## [TEXTE AFFICHÉ]
**********

Dès lors, notre ambition est claire: il s’agit de créer, par le biais des APE, un instrument commercial de développement capable de stimuler les flux d’investissement, la demande intérieure, l’activité du secteur privé et la création d’emplois, et de créer ainsi une base fiscale durable pour que les gouvernements des pays ACP puissent fonctionner, offrir des services de base et décider de leur avenir économique sans dérogations, concessions et contraintes liées aux règles de l’OMC.
Permettez-moi de conclure sur des considérations politiques plus larges. Ces négociations ont fait l’objet de critiques, y compris de la part de certains députés de cette Assemblée, et d’inquiétudes, en particulier de la part de nos partenaires ACP, concernant le contenu, à certains égards, des négociations. Mais nous sommes en train de progresser dans ces négociations. Une dynamique positive s’est enclenchée. Nous avons réellement une chance d’instaurer un partenariat de développement étroit entre l’UE et les pays ACP. Les conséquences d’un échec seraient réellement dommageables pour l’UE et pour son objectif d’une croissance équilibrée et dynamique dans les pays ACP. C’est pourquoi je salue ce rapport et le soutien apporté par le Parlement dans l’élaboration de ces accords. Je voudrais vous remercier une nouvelle fois pour ce débat et pour vos propositions et recommandations.

**********

## [DONNÉES AFFICHÉES]

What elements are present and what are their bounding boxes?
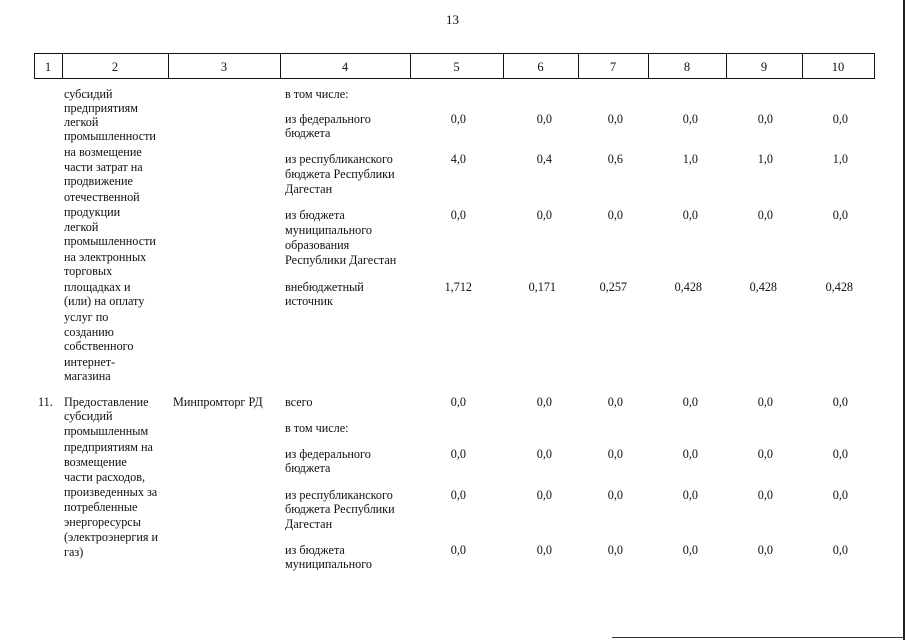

**********

## [DÉTAILS DE L'EXERCICE]
Recopiez à l'identique le passage du texte sur les APE compris entre « Permettez-moi de conclure » et « propositions et recommandations. », ces deux bornes incluses.

## [RÉPONSE RÉDIGÉE]
Permettez-moi de conclure sur des considérations politiques plus larges. Ces négociations ont fait l’objet de critiques, y compris de la part de certains députés de cette Assemblée, et d’inquiétudes, en particulier de la part de nos partenaires ACP, concernant le contenu, à certains égards, des négociations. Mais nous sommes en train de progresser dans ces négociations. Une dynamique positive s’est enclenchée. Nous avons réellement une chance d’instaurer un partenariat de développement étroit entre l’UE et les pays ACP. Les conséquences d’un échec seraient réellement dommageables pour l’UE et pour son objectif d’une croissance équilibrée et dynamique dans les pays ACP. C’est pourquoi je salue ce rapport et le soutien apporté par le Parlement dans l’élaboration de ces accords. Je voudrais vous remercier une nouvelle fois pour ce débat et pour vos propositions et recommandations.